-- start --
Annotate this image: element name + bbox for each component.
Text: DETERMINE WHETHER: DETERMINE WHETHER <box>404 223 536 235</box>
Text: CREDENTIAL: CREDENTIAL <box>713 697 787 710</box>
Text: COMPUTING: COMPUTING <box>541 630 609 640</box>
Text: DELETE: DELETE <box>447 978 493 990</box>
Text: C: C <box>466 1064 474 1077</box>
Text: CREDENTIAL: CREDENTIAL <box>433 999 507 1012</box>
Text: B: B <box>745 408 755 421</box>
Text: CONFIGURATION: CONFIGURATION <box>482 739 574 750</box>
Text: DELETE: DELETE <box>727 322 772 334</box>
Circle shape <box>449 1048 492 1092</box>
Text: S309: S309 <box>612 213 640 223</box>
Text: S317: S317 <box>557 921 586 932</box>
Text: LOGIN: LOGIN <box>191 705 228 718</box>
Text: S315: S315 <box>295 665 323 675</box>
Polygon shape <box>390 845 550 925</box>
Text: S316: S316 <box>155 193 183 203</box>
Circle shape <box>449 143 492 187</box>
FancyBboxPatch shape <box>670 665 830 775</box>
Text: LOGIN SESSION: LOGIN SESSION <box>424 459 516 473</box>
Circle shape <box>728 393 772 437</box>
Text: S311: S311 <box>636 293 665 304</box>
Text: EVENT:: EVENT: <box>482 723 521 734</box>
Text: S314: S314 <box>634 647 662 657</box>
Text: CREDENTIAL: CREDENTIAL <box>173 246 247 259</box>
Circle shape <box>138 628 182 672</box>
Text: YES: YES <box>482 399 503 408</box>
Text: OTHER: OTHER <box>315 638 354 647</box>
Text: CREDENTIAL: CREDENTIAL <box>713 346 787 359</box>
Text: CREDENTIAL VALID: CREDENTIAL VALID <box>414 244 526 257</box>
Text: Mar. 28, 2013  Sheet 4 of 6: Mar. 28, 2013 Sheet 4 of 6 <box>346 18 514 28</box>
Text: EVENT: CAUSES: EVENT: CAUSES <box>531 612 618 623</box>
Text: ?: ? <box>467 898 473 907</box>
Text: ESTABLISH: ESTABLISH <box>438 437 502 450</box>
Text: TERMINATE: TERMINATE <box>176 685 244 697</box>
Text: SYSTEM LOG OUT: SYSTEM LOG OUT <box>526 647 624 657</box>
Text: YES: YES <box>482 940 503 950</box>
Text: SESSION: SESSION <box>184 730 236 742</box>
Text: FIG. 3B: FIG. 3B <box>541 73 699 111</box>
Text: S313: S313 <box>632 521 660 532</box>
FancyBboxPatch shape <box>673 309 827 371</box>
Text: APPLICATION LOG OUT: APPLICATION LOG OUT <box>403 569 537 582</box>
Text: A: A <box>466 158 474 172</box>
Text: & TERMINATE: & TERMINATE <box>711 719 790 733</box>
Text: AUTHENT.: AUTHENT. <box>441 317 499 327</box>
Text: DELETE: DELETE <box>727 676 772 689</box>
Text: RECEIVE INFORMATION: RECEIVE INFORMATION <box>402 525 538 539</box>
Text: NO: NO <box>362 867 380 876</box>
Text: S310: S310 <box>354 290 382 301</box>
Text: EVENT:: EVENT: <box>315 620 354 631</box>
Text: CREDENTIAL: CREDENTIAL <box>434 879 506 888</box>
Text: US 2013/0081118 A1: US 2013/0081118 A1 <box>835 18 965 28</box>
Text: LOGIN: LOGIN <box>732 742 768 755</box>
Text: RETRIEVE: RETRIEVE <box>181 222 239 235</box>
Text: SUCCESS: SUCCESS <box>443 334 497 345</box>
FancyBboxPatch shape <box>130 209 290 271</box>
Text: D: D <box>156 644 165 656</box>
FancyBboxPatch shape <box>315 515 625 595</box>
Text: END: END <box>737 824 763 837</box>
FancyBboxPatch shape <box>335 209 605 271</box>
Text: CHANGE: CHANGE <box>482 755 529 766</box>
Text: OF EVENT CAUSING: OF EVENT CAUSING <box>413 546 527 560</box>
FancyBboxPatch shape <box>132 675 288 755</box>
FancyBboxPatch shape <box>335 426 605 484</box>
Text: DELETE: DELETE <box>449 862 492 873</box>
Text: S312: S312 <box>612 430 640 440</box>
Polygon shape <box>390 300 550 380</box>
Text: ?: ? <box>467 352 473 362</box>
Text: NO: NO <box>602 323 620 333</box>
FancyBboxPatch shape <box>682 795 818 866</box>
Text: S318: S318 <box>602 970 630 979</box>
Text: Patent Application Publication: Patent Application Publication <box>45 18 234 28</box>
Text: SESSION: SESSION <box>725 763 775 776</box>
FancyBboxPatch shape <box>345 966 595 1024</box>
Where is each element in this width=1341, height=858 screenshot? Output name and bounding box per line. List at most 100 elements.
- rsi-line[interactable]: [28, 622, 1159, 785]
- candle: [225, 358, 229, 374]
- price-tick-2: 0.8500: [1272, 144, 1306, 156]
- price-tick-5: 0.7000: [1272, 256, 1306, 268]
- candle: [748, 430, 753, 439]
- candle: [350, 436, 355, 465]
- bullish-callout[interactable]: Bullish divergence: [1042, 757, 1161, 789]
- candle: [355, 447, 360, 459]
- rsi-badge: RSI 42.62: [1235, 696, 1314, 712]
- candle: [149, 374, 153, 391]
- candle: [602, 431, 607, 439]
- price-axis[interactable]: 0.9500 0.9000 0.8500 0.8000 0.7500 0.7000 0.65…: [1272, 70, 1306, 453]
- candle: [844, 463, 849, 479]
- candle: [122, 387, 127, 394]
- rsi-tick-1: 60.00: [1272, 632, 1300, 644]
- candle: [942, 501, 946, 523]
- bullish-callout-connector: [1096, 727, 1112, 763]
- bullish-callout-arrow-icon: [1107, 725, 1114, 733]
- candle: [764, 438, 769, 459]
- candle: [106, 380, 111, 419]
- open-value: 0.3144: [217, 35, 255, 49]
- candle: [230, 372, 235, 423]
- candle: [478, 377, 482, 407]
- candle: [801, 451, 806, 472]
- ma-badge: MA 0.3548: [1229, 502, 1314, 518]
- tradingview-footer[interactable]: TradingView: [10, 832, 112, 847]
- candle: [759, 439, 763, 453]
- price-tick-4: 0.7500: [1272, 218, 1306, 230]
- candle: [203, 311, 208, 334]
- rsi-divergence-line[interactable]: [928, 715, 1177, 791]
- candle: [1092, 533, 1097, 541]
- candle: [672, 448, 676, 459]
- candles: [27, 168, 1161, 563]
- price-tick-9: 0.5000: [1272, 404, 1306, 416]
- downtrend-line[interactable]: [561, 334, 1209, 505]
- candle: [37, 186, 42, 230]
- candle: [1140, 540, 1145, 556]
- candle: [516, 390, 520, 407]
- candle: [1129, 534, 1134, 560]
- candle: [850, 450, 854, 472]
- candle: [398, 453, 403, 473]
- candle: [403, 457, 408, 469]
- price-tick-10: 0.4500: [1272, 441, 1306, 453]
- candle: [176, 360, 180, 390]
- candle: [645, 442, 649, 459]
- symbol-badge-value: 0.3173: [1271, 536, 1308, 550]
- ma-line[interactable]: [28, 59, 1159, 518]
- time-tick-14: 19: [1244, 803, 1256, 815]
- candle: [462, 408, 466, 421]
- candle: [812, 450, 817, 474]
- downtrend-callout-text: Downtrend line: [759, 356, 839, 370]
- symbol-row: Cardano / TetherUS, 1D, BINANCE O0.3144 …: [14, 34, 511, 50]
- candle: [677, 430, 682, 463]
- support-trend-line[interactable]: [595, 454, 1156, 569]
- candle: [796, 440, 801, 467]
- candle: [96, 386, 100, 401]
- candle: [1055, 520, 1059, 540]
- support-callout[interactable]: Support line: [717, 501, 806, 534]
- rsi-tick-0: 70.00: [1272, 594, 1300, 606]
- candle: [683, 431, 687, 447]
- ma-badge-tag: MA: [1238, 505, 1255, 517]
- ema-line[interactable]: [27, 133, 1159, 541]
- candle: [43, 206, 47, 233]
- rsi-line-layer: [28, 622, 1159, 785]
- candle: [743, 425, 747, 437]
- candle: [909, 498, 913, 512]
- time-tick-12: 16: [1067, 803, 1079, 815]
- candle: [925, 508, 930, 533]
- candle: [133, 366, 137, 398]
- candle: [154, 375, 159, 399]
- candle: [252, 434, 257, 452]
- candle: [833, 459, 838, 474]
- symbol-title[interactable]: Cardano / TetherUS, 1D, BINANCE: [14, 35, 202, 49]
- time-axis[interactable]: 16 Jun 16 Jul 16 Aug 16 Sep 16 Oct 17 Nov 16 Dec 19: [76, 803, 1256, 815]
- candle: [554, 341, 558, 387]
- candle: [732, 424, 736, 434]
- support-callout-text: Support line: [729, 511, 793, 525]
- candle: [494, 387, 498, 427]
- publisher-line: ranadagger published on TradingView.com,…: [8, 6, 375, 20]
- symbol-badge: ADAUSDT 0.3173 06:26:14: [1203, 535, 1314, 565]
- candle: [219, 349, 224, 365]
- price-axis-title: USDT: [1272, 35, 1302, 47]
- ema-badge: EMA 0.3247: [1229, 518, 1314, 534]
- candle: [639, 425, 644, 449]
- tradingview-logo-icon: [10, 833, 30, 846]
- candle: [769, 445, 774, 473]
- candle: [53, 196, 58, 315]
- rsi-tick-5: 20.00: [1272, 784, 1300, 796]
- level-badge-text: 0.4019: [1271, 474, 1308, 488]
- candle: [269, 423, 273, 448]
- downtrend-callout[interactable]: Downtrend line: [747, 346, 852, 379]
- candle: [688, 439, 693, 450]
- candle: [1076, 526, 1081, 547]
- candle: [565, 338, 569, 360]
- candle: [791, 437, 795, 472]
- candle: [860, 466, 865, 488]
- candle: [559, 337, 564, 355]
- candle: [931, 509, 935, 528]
-- end --
| Description of the task |
Give back only the items from the first one through the line with "Text: CONFIGURATION: CONFIGURATION", and switch "COMPUTING" to "PROCESSING" with nothing else changed.

| Solution for this problem |
Annotate this image: element name + bbox for each component.
Text: DETERMINE WHETHER: DETERMINE WHETHER <box>404 223 536 235</box>
Text: CREDENTIAL: CREDENTIAL <box>713 697 787 710</box>
Text: PROCESSING: PROCESSING <box>541 630 609 640</box>
Text: DELETE: DELETE <box>447 978 493 990</box>
Text: C: C <box>466 1064 474 1077</box>
Text: CREDENTIAL: CREDENTIAL <box>433 999 507 1012</box>
Text: B: B <box>745 408 755 421</box>
Text: CONFIGURATION: CONFIGURATION <box>482 739 574 750</box>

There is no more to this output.